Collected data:
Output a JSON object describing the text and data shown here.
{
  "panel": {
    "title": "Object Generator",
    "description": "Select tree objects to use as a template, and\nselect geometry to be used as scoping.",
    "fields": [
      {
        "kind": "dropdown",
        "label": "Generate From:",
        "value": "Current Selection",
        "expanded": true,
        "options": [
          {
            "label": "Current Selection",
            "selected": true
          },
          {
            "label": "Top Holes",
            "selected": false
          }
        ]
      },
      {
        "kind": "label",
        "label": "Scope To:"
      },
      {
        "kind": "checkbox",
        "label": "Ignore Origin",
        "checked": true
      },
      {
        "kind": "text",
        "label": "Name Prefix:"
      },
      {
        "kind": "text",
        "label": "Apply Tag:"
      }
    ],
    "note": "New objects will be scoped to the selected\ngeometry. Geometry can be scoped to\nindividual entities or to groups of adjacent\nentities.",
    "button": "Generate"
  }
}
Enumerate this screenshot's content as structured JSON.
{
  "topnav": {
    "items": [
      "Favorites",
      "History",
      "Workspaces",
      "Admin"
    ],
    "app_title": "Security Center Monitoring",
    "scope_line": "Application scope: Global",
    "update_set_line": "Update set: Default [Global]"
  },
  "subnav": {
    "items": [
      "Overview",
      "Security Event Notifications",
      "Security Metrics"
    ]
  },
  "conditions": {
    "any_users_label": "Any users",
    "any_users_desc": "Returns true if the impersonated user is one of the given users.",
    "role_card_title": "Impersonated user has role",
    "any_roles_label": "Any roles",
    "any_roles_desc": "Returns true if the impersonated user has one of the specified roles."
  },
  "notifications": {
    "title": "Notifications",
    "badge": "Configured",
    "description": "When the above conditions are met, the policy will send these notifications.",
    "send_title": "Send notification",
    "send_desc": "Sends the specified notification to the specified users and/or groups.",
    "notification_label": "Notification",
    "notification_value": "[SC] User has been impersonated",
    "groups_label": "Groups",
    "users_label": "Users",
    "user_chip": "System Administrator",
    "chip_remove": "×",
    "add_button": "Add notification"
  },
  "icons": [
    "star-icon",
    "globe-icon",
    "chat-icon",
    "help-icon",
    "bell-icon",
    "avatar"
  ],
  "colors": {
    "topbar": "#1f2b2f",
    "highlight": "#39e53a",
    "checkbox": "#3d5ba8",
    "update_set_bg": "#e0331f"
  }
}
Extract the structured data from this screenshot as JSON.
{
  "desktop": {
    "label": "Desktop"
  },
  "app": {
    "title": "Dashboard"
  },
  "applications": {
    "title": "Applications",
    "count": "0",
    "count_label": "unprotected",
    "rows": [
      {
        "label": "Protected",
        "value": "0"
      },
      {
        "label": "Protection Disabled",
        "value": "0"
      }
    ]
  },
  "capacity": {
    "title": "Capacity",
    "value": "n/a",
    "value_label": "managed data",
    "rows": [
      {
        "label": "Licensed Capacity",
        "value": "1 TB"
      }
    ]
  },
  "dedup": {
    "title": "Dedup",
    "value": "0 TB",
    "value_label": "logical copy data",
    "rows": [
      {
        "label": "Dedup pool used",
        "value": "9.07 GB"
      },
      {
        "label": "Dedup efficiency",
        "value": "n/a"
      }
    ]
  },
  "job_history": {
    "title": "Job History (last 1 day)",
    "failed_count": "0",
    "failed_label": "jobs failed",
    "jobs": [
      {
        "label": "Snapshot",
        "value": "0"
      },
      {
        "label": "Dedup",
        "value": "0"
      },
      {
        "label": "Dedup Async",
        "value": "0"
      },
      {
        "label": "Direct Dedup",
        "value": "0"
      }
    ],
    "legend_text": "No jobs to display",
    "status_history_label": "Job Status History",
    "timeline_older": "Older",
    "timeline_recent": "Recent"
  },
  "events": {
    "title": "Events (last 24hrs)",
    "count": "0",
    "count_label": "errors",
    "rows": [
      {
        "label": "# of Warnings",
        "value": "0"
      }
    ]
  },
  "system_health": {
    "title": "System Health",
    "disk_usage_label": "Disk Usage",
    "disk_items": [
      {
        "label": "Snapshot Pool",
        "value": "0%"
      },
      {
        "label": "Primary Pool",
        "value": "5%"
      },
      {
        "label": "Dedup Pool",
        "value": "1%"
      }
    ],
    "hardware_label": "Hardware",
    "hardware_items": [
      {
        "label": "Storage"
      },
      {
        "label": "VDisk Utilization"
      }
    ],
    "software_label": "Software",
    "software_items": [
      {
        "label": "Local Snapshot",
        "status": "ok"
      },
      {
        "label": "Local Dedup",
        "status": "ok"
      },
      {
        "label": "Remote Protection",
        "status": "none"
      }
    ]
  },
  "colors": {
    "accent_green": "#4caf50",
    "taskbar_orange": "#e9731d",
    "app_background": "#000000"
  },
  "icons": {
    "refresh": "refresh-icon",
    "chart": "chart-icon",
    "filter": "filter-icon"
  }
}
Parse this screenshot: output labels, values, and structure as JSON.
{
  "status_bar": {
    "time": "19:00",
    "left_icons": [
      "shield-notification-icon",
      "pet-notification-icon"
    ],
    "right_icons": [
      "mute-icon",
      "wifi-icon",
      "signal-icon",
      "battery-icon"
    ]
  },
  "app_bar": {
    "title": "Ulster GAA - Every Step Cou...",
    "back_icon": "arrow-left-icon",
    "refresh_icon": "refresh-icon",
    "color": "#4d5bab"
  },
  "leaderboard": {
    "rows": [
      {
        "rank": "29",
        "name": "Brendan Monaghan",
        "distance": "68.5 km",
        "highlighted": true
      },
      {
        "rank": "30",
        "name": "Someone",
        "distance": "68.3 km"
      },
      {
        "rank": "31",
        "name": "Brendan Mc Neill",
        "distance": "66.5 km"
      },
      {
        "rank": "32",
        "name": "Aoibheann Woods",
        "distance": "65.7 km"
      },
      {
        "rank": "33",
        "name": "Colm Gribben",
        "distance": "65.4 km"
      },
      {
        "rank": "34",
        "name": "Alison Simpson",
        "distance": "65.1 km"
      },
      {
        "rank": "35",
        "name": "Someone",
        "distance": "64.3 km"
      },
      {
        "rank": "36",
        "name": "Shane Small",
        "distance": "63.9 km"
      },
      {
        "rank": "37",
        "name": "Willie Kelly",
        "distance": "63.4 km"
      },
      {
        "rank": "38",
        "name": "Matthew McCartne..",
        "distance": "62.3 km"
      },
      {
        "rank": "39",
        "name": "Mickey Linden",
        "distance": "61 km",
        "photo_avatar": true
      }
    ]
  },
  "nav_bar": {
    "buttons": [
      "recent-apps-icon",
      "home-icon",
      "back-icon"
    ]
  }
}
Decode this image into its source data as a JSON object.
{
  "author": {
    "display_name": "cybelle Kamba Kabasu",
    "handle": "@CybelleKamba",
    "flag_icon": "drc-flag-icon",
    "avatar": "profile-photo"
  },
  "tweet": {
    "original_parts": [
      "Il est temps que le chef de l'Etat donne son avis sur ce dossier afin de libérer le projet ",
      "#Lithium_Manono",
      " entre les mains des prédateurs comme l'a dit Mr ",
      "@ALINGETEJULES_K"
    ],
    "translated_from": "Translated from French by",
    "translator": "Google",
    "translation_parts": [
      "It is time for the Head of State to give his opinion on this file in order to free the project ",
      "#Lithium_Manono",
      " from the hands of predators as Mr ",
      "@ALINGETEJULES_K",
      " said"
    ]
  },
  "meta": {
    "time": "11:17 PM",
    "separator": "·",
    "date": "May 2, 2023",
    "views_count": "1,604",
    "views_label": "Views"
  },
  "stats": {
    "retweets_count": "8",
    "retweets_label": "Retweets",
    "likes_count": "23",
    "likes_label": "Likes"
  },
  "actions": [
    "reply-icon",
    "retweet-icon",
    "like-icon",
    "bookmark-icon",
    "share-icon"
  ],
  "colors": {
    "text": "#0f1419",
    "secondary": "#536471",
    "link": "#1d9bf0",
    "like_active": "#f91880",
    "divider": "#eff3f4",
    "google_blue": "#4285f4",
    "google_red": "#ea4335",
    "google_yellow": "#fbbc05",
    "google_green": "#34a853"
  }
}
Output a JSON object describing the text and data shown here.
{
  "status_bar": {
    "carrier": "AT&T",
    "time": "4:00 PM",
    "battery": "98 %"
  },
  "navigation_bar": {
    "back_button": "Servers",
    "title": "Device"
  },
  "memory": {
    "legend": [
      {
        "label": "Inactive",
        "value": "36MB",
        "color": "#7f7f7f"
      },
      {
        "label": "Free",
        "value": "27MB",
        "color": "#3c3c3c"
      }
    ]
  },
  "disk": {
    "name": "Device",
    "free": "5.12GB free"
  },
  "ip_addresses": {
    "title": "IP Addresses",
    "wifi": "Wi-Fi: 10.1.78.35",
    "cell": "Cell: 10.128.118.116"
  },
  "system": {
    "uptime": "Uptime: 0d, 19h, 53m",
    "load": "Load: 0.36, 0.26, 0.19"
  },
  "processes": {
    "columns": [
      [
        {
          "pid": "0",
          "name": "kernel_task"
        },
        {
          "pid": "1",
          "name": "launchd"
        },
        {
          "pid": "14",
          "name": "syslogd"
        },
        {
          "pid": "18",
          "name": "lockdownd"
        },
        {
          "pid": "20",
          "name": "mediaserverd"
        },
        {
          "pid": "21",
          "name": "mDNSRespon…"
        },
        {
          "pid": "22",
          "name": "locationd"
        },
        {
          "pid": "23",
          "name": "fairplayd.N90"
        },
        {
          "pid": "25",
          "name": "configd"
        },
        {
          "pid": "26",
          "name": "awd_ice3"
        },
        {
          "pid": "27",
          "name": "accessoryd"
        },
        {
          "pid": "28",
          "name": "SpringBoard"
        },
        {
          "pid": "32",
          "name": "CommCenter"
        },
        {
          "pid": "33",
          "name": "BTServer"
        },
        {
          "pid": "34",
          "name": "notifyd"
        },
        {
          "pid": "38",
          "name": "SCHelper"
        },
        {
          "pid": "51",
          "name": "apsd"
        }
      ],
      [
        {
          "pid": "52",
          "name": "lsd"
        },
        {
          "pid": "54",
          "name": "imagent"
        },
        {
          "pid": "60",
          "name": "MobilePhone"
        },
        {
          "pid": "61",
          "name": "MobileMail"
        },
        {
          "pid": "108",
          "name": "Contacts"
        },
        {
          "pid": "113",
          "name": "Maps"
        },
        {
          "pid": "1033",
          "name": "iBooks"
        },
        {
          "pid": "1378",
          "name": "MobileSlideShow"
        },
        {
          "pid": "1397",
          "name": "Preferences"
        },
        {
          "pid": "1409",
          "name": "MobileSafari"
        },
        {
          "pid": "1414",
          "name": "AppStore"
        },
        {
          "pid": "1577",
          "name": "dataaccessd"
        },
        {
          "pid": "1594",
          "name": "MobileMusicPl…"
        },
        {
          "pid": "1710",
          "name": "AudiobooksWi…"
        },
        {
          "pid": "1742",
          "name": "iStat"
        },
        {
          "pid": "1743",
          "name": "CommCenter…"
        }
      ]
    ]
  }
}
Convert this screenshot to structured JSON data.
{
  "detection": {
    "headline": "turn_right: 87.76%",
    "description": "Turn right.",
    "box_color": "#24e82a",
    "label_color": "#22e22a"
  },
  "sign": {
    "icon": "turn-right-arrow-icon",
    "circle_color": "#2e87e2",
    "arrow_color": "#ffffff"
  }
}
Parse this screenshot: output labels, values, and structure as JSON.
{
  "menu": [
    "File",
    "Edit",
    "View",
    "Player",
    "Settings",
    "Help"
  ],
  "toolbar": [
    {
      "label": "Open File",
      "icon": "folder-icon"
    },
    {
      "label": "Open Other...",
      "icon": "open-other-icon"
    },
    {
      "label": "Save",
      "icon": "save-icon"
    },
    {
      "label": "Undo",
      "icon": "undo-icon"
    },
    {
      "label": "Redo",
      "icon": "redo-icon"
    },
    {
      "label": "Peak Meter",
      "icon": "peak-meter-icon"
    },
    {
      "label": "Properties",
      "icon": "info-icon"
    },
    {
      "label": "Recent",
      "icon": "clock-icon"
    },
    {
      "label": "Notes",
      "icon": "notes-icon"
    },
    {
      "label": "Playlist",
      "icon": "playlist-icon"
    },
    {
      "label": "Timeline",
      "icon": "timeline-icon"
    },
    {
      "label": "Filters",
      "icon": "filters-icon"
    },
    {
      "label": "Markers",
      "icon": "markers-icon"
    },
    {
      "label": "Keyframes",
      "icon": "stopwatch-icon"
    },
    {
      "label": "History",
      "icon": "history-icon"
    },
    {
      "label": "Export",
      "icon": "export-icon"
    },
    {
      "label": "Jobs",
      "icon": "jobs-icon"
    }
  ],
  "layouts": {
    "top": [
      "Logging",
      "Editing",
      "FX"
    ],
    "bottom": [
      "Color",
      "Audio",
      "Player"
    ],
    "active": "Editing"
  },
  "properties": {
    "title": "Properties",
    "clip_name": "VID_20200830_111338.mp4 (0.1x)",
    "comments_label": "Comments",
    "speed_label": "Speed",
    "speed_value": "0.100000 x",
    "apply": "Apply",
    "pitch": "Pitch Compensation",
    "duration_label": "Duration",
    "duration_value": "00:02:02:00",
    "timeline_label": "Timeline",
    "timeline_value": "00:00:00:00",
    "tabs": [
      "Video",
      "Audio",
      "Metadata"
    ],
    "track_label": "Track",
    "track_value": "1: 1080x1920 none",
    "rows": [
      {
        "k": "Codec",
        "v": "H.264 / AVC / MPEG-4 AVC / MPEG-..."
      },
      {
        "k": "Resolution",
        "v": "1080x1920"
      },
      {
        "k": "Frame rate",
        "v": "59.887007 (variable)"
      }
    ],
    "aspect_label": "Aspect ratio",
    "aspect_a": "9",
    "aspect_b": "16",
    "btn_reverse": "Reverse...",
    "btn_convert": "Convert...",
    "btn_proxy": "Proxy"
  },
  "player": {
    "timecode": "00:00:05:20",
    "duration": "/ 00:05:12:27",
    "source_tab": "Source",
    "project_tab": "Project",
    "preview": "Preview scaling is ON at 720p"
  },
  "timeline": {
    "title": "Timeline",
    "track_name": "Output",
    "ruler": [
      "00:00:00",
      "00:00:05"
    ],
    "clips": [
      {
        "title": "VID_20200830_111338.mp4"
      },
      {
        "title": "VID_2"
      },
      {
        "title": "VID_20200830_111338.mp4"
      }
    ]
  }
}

Exercise requirements:
Copy every line of the material in which the word "Security" occurs.

Answer in full:
    "app_title": "Security Center Monitoring",
      "Security Event Notifications",
      "Security Metrics"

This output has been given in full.